Show every line of the records below that contains the string "health".

■ Layout annotation data:
§ §

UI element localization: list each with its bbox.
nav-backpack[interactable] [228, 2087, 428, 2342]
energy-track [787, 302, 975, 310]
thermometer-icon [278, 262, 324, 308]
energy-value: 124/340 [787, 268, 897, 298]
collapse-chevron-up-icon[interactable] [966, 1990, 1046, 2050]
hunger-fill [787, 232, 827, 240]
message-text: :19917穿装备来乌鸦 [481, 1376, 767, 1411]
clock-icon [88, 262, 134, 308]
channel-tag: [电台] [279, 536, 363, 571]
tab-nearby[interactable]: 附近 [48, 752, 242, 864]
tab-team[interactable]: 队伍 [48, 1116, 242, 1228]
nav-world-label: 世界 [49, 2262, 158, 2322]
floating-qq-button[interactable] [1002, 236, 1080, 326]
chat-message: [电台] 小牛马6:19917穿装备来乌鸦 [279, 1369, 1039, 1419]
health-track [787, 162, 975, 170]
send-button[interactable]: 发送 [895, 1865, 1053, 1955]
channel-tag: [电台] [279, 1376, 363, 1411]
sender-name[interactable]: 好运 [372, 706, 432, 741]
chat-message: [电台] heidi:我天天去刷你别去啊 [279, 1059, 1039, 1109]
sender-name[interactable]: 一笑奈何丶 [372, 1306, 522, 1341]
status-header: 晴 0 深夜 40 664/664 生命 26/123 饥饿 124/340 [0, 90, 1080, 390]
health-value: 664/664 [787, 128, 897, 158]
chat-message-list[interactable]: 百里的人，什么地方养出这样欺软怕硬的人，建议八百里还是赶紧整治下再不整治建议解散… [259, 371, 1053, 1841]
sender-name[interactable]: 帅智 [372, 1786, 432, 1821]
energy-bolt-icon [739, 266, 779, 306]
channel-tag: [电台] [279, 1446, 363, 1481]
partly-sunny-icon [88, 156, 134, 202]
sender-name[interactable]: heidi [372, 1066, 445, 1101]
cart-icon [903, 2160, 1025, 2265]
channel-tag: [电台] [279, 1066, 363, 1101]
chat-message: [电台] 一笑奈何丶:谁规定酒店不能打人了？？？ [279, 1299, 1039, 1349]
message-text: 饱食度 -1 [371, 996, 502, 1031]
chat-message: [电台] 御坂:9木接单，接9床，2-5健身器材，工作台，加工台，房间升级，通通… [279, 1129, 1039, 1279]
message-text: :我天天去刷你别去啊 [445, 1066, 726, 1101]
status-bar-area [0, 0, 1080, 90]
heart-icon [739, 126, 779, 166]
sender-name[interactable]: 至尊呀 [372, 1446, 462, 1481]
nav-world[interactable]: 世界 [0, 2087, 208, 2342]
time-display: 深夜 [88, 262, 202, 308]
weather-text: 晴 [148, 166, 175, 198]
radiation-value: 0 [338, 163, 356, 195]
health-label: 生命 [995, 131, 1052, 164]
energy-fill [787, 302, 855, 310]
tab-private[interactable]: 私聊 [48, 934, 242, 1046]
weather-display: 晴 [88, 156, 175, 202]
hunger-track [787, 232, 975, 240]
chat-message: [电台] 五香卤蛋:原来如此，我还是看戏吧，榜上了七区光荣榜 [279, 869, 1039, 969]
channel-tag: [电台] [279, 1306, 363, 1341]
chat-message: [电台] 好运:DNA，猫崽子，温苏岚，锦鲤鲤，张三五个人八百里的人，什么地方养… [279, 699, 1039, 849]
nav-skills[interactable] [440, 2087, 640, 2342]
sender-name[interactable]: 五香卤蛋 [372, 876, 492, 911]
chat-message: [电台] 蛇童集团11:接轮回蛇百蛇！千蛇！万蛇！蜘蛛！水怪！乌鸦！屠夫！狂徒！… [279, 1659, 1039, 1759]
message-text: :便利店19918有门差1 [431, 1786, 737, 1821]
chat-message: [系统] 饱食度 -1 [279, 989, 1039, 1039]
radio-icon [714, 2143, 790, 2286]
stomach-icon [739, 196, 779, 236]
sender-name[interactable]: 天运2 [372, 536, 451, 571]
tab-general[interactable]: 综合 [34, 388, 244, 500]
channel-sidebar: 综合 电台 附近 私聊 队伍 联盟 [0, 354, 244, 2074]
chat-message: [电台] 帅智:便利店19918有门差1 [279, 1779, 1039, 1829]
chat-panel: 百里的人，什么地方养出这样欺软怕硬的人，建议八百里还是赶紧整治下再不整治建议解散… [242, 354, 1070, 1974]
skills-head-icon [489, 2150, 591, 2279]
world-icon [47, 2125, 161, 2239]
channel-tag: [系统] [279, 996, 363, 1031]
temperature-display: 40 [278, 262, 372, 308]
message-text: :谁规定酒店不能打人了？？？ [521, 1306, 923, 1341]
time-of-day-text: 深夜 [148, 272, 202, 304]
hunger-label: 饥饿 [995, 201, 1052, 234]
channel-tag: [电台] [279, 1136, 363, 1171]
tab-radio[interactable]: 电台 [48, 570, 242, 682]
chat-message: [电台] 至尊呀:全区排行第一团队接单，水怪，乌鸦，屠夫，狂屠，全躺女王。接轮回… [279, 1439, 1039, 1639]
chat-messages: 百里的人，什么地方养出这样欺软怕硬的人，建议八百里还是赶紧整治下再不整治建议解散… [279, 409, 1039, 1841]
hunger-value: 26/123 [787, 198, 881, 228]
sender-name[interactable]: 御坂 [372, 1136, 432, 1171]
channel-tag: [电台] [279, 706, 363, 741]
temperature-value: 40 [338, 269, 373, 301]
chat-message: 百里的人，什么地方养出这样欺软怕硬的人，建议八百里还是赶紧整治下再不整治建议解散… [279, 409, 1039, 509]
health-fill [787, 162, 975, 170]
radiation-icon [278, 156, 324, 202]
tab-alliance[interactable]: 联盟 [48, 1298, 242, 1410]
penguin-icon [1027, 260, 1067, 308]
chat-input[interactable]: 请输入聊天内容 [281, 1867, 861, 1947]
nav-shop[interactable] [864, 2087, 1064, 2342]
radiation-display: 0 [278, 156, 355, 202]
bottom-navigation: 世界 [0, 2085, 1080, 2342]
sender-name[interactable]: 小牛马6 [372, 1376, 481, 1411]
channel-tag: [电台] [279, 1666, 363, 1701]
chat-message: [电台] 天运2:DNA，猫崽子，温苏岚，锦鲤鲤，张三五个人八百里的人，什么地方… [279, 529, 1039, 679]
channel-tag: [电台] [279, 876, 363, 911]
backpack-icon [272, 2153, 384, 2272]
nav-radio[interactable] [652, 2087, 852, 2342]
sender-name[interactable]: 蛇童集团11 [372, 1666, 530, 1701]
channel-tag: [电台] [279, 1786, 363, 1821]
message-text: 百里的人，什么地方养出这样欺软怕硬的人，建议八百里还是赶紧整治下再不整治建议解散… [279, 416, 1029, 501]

§ §

■ ANSWER FOR THE TASK:
health-track [787, 162, 975, 170]
health-value: 664/664 [787, 128, 897, 158]
health-label: 生命 [995, 131, 1052, 164]
health-fill [787, 162, 975, 170]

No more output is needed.